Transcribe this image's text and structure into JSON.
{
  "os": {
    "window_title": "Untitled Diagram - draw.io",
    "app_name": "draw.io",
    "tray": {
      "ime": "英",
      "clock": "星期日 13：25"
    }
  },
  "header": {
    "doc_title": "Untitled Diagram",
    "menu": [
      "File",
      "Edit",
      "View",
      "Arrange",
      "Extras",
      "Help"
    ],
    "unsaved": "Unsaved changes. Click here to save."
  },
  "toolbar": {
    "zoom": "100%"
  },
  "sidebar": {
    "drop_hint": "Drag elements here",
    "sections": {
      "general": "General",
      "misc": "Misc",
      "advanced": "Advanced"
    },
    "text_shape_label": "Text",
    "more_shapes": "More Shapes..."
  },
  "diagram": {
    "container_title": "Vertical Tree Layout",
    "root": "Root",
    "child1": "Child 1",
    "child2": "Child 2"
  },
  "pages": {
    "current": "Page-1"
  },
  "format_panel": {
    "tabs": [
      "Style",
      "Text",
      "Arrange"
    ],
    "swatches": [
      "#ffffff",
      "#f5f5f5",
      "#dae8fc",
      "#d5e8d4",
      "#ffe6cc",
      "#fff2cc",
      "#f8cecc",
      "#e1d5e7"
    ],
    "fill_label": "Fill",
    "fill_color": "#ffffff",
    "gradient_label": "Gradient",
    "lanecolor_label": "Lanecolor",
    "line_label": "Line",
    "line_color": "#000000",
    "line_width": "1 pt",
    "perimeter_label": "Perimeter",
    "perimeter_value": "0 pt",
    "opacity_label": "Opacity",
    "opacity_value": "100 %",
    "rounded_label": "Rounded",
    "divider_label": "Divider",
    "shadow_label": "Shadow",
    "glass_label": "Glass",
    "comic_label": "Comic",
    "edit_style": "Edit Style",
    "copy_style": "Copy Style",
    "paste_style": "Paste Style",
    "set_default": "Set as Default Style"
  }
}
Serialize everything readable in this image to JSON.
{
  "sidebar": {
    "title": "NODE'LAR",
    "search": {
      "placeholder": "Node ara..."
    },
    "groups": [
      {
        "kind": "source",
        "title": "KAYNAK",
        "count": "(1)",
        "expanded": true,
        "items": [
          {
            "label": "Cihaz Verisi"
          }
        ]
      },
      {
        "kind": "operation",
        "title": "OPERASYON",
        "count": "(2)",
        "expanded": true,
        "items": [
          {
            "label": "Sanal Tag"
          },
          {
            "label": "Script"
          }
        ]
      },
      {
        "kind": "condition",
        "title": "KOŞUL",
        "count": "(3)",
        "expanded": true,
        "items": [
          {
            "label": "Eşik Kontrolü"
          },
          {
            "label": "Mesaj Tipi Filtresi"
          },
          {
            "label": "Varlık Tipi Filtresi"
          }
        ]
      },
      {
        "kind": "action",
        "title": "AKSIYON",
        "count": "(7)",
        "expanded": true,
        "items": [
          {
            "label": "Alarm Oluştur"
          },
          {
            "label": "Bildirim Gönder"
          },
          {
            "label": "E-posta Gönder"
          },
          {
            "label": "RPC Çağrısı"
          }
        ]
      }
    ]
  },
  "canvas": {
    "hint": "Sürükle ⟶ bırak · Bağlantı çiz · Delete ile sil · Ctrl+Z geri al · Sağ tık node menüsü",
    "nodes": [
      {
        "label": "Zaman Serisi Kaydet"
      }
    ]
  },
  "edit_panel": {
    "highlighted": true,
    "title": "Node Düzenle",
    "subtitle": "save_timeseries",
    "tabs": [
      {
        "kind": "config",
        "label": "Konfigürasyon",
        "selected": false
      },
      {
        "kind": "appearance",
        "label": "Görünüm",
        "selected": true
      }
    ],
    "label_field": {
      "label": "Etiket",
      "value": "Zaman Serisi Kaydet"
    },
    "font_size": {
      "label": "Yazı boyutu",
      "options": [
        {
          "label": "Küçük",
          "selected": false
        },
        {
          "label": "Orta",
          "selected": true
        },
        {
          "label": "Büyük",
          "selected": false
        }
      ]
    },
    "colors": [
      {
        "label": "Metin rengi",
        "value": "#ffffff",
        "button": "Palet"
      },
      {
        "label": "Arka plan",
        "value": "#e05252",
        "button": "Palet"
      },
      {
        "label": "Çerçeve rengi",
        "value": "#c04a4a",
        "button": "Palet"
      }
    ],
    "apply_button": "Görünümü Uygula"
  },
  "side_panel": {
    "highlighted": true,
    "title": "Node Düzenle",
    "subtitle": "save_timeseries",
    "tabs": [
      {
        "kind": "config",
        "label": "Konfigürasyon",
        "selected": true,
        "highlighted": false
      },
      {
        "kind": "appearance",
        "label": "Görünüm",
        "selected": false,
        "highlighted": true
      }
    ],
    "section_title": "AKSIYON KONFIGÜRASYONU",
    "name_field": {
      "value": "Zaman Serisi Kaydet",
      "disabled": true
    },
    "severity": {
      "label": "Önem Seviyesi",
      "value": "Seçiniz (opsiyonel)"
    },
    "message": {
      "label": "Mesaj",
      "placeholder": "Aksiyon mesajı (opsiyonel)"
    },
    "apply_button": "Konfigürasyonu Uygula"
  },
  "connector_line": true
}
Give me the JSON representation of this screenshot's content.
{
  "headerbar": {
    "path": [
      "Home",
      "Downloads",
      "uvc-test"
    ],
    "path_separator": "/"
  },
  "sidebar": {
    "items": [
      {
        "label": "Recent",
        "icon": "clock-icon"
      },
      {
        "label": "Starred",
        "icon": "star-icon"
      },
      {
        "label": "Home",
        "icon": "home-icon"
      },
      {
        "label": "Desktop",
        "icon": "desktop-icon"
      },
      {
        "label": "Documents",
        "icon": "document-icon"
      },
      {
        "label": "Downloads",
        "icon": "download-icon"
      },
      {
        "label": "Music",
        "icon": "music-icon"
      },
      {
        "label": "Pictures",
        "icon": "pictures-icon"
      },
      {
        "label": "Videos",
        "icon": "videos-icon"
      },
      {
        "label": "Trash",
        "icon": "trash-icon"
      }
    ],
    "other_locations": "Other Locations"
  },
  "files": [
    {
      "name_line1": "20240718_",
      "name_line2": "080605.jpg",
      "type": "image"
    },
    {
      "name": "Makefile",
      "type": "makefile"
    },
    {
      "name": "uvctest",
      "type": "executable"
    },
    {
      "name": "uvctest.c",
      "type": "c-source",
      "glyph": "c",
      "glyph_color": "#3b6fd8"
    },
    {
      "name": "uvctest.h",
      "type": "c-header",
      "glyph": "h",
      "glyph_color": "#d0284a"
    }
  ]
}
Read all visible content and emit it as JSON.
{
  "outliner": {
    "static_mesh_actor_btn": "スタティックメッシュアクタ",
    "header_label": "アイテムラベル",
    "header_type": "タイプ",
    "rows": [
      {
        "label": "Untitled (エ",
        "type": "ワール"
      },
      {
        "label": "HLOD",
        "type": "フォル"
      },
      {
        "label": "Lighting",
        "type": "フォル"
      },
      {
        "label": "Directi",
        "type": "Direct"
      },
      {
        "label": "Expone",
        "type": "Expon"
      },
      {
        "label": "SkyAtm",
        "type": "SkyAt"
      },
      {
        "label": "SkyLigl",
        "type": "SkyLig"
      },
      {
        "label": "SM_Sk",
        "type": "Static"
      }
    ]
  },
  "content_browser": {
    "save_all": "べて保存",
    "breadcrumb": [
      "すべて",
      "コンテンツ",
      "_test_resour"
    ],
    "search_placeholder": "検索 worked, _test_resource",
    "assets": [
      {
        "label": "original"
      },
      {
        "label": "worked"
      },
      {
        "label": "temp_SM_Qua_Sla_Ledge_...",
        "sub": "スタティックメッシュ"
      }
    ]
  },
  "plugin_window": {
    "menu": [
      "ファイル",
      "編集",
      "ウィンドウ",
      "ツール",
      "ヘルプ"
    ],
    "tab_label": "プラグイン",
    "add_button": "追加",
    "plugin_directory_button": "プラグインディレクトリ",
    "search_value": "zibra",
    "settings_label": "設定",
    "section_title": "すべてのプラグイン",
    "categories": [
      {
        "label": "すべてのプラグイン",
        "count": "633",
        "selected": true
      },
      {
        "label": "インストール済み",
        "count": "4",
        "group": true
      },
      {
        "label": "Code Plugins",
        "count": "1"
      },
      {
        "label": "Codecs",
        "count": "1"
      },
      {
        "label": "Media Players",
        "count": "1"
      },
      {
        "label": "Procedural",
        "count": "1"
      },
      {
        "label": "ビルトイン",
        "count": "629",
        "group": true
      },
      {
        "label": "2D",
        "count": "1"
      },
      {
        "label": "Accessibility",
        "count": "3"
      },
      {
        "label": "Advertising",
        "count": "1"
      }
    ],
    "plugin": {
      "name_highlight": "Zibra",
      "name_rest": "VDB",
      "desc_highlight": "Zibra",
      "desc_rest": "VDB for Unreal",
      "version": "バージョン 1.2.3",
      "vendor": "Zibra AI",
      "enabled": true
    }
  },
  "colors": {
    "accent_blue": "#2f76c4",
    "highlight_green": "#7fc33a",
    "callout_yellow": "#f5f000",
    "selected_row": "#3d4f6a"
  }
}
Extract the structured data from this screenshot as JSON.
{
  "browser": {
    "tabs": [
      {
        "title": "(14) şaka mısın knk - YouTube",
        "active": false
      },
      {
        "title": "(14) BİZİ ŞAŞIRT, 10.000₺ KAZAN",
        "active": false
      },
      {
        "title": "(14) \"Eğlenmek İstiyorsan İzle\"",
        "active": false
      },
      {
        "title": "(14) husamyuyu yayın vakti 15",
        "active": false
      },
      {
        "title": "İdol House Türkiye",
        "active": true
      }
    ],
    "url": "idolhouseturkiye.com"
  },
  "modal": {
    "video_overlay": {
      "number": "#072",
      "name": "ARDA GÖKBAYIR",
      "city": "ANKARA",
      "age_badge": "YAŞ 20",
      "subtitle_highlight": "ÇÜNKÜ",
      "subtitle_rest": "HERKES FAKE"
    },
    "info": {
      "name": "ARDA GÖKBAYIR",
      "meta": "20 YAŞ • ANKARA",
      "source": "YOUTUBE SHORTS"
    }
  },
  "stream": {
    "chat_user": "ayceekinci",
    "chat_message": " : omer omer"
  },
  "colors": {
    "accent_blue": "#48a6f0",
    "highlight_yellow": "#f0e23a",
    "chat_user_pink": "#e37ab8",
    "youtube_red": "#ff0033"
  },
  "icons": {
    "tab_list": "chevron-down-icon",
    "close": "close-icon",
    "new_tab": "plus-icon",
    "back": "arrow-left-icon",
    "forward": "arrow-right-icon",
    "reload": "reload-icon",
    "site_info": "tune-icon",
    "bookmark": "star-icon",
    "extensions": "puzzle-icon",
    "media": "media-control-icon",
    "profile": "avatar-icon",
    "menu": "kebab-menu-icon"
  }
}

Directions for this task: Where a line above contains the string "draw", copy that line.

The result:
    "window_title": "Untitled Diagram - draw.io",
    "app_name": "draw.io",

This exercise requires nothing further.